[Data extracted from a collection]
======
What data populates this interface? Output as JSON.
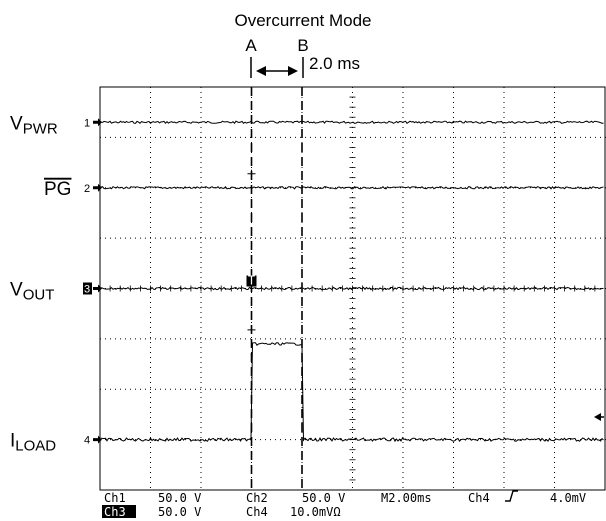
{
  "chart_data": {
    "type": "line",
    "title": "Overcurrent Mode",
    "cursors": {
      "a_label": "A",
      "b_label": "B",
      "delta": "2.0 ms"
    },
    "time_per_div_ms": 2.0,
    "divisions": {
      "x": 10,
      "y": 8
    },
    "cursor_positions_div": {
      "a": 3.0,
      "b": 4.0
    },
    "channels": [
      {
        "id": "1",
        "name_main": "V",
        "name_sub": "PWR",
        "marker": "1",
        "level_div": 7.3
      },
      {
        "id": "2",
        "name_main": "PG",
        "name_sub": "",
        "overline": true,
        "marker": "2",
        "level_div": 6.0
      },
      {
        "id": "3",
        "name_main": "V",
        "name_sub": "OUT",
        "marker": "3",
        "marker_inverted": true,
        "level_div": 4.0
      },
      {
        "id": "4",
        "name_main": "I",
        "name_sub": "LOAD",
        "marker": "4",
        "level_div": 1.0,
        "pulse": {
          "start_div": 3.0,
          "end_div": 4.0,
          "level_div": 2.9
        }
      }
    ],
    "trigger_marker_text": "T",
    "readout": {
      "row1": [
        "Ch1",
        "50.0 V",
        "Ch2",
        "50.0 V",
        "M2.00ms",
        "Ch4",
        "4.0mV"
      ],
      "row2": [
        "Ch3",
        "50.0 V",
        "Ch4",
        "10.0mVΩ"
      ]
    }
  }
}
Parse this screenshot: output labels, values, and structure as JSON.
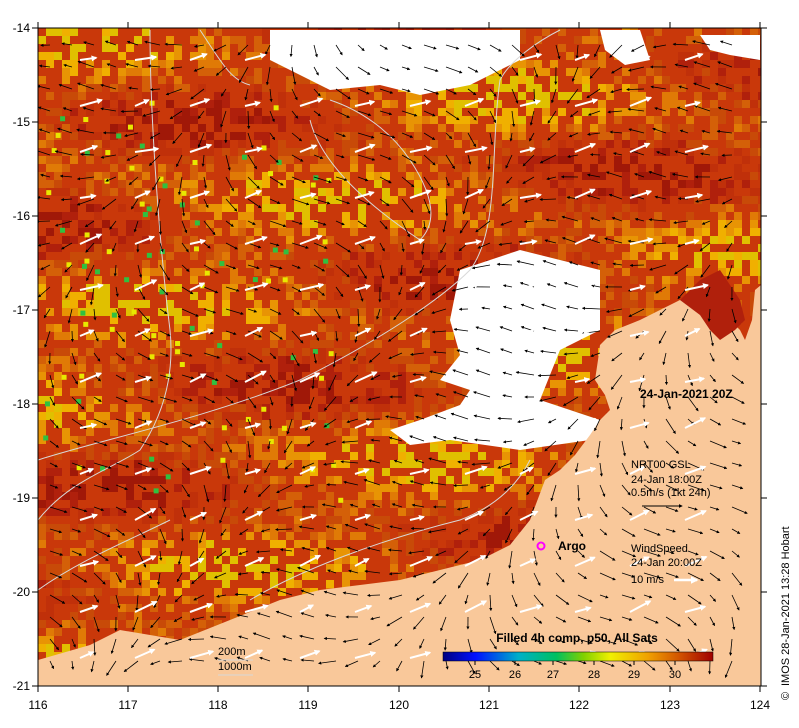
{
  "map": {
    "lon_range": [
      116,
      124
    ],
    "lat_range": [
      -21,
      -14
    ],
    "lon_ticks": [
      "116",
      "117",
      "118",
      "119",
      "120",
      "121",
      "122",
      "123",
      "124"
    ],
    "lat_ticks": [
      "-14",
      "-15",
      "-16",
      "-17",
      "-18",
      "-19",
      "-20",
      "-21"
    ],
    "date_label": "24-Jan-2021 20Z",
    "credit": "IMOS 28-Jan-2021 13:28 Hobart",
    "copyright_symbol": "©",
    "argo_label": "Argo",
    "current_legend": {
      "title": "NRT00 GSL",
      "time": "24-Jan 18:00Z",
      "scale": "0.5m/s (1kt 24h)"
    },
    "wind_legend": {
      "title": "WindSpeed",
      "time": "24-Jan 20:00Z",
      "scale": "10 m/s"
    },
    "isobath_legend": [
      "200m",
      "1000m"
    ],
    "colorbar": {
      "title": "Filled 4h comp, p50, All Sats",
      "ticks": [
        "25",
        "26",
        "27",
        "28",
        "29",
        "30"
      ],
      "range": [
        24.5,
        30.5
      ]
    },
    "colors": {
      "land": "#f9c89a",
      "ocean_warm": "#b0200c",
      "ocean_mid": "#d46008",
      "argo": "#ff00ff"
    }
  }
}
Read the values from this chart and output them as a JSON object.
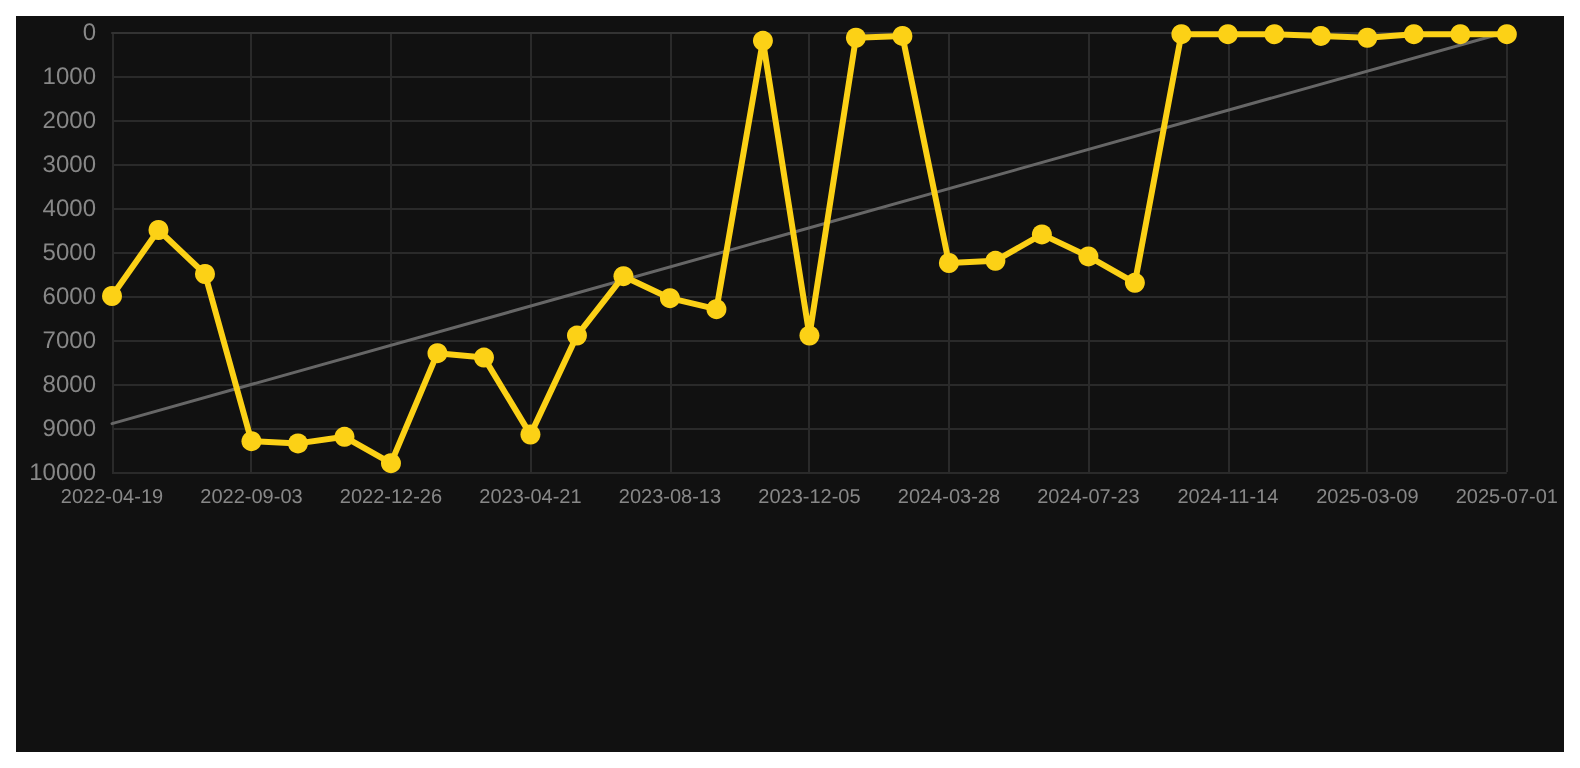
{
  "chart_data": {
    "type": "line",
    "categories": [
      "2022-04-19",
      null,
      null,
      "2022-09-03",
      null,
      null,
      "2022-12-26",
      null,
      null,
      "2023-04-21",
      null,
      null,
      "2023-08-13",
      null,
      null,
      "2023-12-05",
      null,
      null,
      "2024-03-28",
      null,
      null,
      "2024-07-23",
      null,
      null,
      "2024-11-14",
      null,
      null,
      "2025-03-09",
      null,
      null,
      "2025-07-01"
    ],
    "series": [
      {
        "color": "#fcd116",
        "values": [
          6000,
          4500,
          5500,
          9300,
          9350,
          9200,
          9800,
          7300,
          7400,
          9150,
          6900,
          5550,
          6050,
          6300,
          200,
          6900,
          130,
          90,
          5250,
          5200,
          4600,
          5100,
          5700,
          50,
          50,
          50,
          90,
          130,
          50,
          50,
          50
        ]
      },
      {
        "type": "line",
        "color": "#666666",
        "marker": "none",
        "values": [
          8900,
          null,
          null,
          null,
          null,
          null,
          null,
          null,
          null,
          null,
          null,
          null,
          null,
          null,
          null,
          null,
          null,
          null,
          null,
          null,
          null,
          null,
          null,
          null,
          null,
          null,
          null,
          null,
          null,
          null,
          0
        ]
      }
    ],
    "ylim": [
      10000,
      0
    ],
    "yticks": [
      0,
      1000,
      2000,
      3000,
      4000,
      5000,
      6000,
      7000,
      8000,
      9000,
      10000
    ],
    "grid": true,
    "marker": "circle",
    "line_style": "solid"
  }
}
======
What you are asked to do: Quote every entry exactly, with the pictures omitted.

Output of the exercise:
What data populates this interface? Output as JSON.
{
  "chart_data": {
    "type": "line",
    "title": "Overcurrent Mode",
    "cursors": {
      "a_label": "A",
      "b_label": "B",
      "delta": "2.0 ms"
    },
    "time_per_div_ms": 2.0,
    "divisions": {
      "x": 10,
      "y": 8
    },
    "cursor_positions_div": {
      "a": 3.0,
      "b": 4.0
    },
    "channels": [
      {
        "id": "1",
        "name_main": "V",
        "name_sub": "PWR",
        "marker": "1",
        "level_div": 7.3
      },
      {
        "id": "2",
        "name_main": "PG",
        "name_sub": "",
        "overline": true,
        "marker": "2",
        "level_div": 6.0
      },
      {
        "id": "3",
        "name_main": "V",
        "name_sub": "OUT",
        "marker": "3",
        "marker_inverted": true,
        "level_div": 4.0
      },
      {
        "id": "4",
        "name_main": "I",
        "name_sub": "LOAD",
        "marker": "4",
        "level_div": 1.0,
        "pulse": {
          "start_div": 3.0,
          "end_div": 4.0,
          "level_div": 2.9
        }
      }
    ],
    "trigger_marker_text": "T",
    "readout": {
      "row1": [
        "Ch1",
        "50.0 V",
        "Ch2",
        "50.0 V",
        "M2.00ms",
        "Ch4",
        "4.0mV"
      ],
      "row2": [
        "Ch3",
        "50.0 V",
        "Ch4",
        "10.0mVΩ"
      ]
    }
  }
}
Parse this screenshot: output labels, values, and structure as JSON.
{
  "map": {
    "lon_range": [
      116,
      124
    ],
    "lat_range": [
      -21,
      -14
    ],
    "lon_ticks": [
      "116",
      "117",
      "118",
      "119",
      "120",
      "121",
      "122",
      "123",
      "124"
    ],
    "lat_ticks": [
      "-14",
      "-15",
      "-16",
      "-17",
      "-18",
      "-19",
      "-20",
      "-21"
    ],
    "date_label": "24-Jan-2021 20Z",
    "credit": "IMOS 28-Jan-2021 13:28 Hobart",
    "copyright_symbol": "©",
    "argo_label": "Argo",
    "current_legend": {
      "title": "NRT00 GSL",
      "time": "24-Jan 18:00Z",
      "scale": "0.5m/s (1kt 24h)"
    },
    "wind_legend": {
      "title": "WindSpeed",
      "time": "24-Jan 20:00Z",
      "scale": "10 m/s"
    },
    "isobath_legend": [
      "200m",
      "1000m"
    ],
    "colorbar": {
      "title": "Filled 4h comp, p50, All Sats",
      "ticks": [
        "25",
        "26",
        "27",
        "28",
        "29",
        "30"
      ],
      "range": [
        24.5,
        30.5
      ]
    },
    "colors": {
      "land": "#f9c89a",
      "ocean_warm": "#b0200c",
      "ocean_mid": "#d46008",
      "argo": "#ff00ff"
    }
  }
}
Read the values from this chart and output them as a JSON object.
{
  "chart_data": {
    "type": "line",
    "categories": [
      "2022-04-19",
      null,
      null,
      "2022-09-03",
      null,
      null,
      "2022-12-26",
      null,
      null,
      "2023-04-21",
      null,
      null,
      "2023-08-13",
      null,
      null,
      "2023-12-05",
      null,
      null,
      "2024-03-28",
      null,
      null,
      "2024-07-23",
      null,
      null,
      "2024-11-14",
      null,
      null,
      "2025-03-09",
      null,
      null,
      "2025-07-01"
    ],
    "series": [
      {
        "color": "#fcd116",
        "values": [
          6000,
          4500,
          5500,
          9300,
          9350,
          9200,
          9800,
          7300,
          7400,
          9150,
          6900,
          5550,
          6050,
          6300,
          200,
          6900,
          130,
          90,
          5250,
          5200,
          4600,
          5100,
          5700,
          50,
          50,
          50,
          90,
          130,
          50,
          50,
          50
        ]
      },
      {
        "type": "line",
        "color": "#666666",
        "marker": "none",
        "values": [
          8900,
          null,
          null,
          null,
          null,
          null,
          null,
          null,
          null,
          null,
          null,
          null,
          null,
          null,
          null,
          null,
          null,
          null,
          null,
          null,
          null,
          null,
          null,
          null,
          null,
          null,
          null,
          null,
          null,
          null,
          0
        ]
      }
    ],
    "ylim": [
      10000,
      0
    ],
    "yticks": [
      0,
      1000,
      2000,
      3000,
      4000,
      5000,
      6000,
      7000,
      8000,
      9000,
      10000
    ],
    "grid": true,
    "marker": "circle",
    "line_style": "solid"
  }
}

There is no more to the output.